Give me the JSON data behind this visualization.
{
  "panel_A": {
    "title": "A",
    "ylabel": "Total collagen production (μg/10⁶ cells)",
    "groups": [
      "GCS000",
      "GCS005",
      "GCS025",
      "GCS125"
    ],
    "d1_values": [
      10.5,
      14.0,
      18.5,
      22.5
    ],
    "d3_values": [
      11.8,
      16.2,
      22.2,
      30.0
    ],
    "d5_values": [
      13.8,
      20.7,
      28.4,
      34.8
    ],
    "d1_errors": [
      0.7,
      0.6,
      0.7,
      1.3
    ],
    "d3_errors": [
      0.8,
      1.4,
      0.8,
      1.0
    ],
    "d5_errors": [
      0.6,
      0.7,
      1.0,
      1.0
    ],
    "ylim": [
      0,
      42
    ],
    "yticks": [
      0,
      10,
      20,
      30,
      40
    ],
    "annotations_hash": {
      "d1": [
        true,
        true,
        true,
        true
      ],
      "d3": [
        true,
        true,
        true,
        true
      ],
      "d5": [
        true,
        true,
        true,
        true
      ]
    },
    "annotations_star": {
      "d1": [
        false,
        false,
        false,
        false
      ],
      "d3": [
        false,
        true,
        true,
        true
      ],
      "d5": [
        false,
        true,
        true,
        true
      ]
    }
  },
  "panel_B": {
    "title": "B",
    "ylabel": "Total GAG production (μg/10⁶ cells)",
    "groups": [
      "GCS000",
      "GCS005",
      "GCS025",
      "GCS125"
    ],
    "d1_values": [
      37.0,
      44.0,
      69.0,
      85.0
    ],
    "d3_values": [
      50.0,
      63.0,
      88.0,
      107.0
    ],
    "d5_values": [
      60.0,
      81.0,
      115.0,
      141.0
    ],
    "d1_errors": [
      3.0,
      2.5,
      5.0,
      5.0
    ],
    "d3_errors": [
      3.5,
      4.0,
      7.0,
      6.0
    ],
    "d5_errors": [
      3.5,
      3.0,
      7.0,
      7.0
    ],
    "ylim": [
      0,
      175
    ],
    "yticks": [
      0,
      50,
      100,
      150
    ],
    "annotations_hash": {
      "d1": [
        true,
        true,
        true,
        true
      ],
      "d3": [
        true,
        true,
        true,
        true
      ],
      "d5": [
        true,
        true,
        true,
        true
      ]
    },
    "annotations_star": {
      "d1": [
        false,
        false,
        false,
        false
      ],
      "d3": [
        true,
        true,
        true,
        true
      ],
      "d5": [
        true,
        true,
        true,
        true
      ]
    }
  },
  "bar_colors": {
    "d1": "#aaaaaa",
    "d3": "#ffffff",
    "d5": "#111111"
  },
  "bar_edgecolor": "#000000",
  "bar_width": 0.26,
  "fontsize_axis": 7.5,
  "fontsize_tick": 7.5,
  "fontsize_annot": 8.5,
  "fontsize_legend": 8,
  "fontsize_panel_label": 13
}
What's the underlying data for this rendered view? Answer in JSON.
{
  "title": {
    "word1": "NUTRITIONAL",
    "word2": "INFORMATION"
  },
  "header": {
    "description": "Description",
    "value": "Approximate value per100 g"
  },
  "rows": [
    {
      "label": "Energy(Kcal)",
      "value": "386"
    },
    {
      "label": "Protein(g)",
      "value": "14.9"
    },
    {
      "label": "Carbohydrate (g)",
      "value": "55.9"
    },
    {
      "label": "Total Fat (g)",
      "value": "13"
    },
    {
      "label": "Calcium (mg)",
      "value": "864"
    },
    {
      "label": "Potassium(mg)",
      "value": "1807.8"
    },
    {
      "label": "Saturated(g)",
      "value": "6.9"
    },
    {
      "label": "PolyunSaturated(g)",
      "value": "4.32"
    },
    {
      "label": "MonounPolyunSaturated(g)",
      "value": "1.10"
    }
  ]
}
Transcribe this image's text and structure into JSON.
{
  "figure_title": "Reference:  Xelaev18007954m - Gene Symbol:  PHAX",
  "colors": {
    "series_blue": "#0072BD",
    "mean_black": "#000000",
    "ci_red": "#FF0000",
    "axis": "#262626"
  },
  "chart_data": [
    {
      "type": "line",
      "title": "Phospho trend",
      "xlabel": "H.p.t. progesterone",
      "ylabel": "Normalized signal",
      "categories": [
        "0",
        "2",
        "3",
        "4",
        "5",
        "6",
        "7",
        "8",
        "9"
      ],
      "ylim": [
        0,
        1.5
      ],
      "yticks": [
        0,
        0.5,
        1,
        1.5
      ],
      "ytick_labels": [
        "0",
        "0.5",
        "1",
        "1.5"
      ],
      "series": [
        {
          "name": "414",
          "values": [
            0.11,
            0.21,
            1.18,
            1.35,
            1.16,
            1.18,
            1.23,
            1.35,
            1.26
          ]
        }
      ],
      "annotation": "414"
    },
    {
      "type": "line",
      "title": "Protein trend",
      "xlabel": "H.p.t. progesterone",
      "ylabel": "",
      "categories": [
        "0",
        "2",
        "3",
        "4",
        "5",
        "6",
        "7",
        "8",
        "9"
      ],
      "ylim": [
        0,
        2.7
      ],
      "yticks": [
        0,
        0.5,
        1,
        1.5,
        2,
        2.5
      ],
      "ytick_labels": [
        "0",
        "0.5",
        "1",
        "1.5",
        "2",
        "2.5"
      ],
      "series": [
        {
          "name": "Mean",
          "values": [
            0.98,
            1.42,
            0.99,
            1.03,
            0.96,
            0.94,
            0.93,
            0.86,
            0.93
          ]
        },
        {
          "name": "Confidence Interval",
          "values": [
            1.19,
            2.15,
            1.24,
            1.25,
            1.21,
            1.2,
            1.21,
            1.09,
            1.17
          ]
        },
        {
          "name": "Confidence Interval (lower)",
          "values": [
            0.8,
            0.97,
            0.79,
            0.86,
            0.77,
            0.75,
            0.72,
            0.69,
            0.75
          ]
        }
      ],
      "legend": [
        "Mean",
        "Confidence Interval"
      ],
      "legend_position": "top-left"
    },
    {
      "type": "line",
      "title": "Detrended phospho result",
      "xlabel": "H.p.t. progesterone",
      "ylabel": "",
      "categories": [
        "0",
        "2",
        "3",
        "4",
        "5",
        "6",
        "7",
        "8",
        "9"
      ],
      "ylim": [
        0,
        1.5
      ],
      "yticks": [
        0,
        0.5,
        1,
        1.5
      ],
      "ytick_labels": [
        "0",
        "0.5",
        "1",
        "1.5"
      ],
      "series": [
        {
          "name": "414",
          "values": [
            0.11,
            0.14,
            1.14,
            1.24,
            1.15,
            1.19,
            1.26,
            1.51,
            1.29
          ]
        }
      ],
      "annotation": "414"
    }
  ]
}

--*--

TASK GOAL: Show all lines in the entries above where the string "Total" appears.

COMPLETED TASK:
    "ylabel": "Total collagen production (μg/10⁶ cells)",
    "ylabel": "Total GAG production (μg/10⁶ cells)",
      "label": "Total Fat (g)",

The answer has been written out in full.